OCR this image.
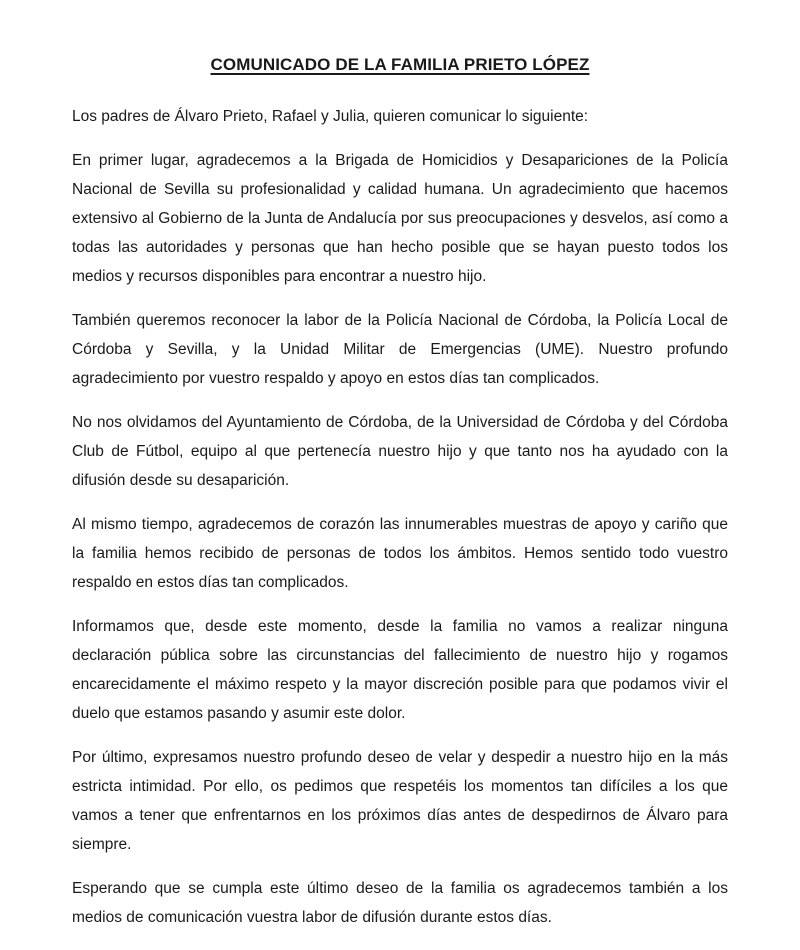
COMUNICADO DE LA FAMILIA PRIETO LÓPEZ

Los padres de Álvaro Prieto, Rafael y Julia, quieren comunicar lo siguiente:

En primer lugar, agradecemos a la Brigada de Homicidios y Desapariciones de la Policía Nacional de Sevilla su profesionalidad y calidad humana. Un agradecimiento que hacemos extensivo al Gobierno de la Junta de Andalucía por sus preocupaciones y desvelos, así como a todas las autoridades y personas que han hecho posible que se hayan puesto todos los medios y recursos disponibles para encontrar a nuestro hijo.

También queremos reconocer la labor de la Policía Nacional de Córdoba, la Policía Local de Córdoba y Sevilla, y la Unidad Militar de Emergencias (UME). Nuestro profundo agradecimiento por vuestro respaldo y apoyo en estos días tan complicados.

No nos olvidamos del Ayuntamiento de Córdoba, de la Universidad de Córdoba y del Córdoba Club de Fútbol, equipo al que pertenecía nuestro hijo y que tanto nos ha ayudado con la difusión desde su desaparición.

Al mismo tiempo, agradecemos de corazón las innumerables muestras de apoyo y cariño que la familia hemos recibido de personas de todos los ámbitos. Hemos sentido todo vuestro respaldo en estos días tan complicados.

Informamos que, desde este momento, desde la familia no vamos a realizar ninguna declaración pública sobre las circunstancias del fallecimiento de nuestro hijo y rogamos encarecidamente el máximo respeto y la mayor discreción posible para que podamos vivir el duelo que estamos pasando y asumir este dolor.

Por último, expresamos nuestro profundo deseo de velar y despedir a nuestro hijo en la más estricta intimidad. Por ello, os pedimos que respetéis los momentos tan difíciles a los que vamos a tener que enfrentarnos en los próximos días antes de despedirnos de Álvaro para siempre.

Esperando que se cumpla este último deseo de la familia os agradecemos también a los medios de comunicación vuestra labor de difusión durante estos días.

......

▸ EXERCISE BRIEF
From the entries above, pull out each line that includes "profundo".

▸ RESPONSE TO THE TASK
También queremos reconocer la labor de la Policía Nacional de Córdoba, la Policía Local de Córdoba y Sevilla, y la Unidad Militar de Emergencias (UME). Nuestro profundo agradecimiento por vuestro respaldo y apoyo en estos días tan complicados.
Por último, expresamos nuestro profundo deseo de velar y despedir a nuestro hijo en la más estricta intimidad. Por ello, os pedimos que respetéis los momentos tan difíciles a los que vamos a tener que enfrentarnos en los próximos días antes de despedirnos de Álvaro para siempre.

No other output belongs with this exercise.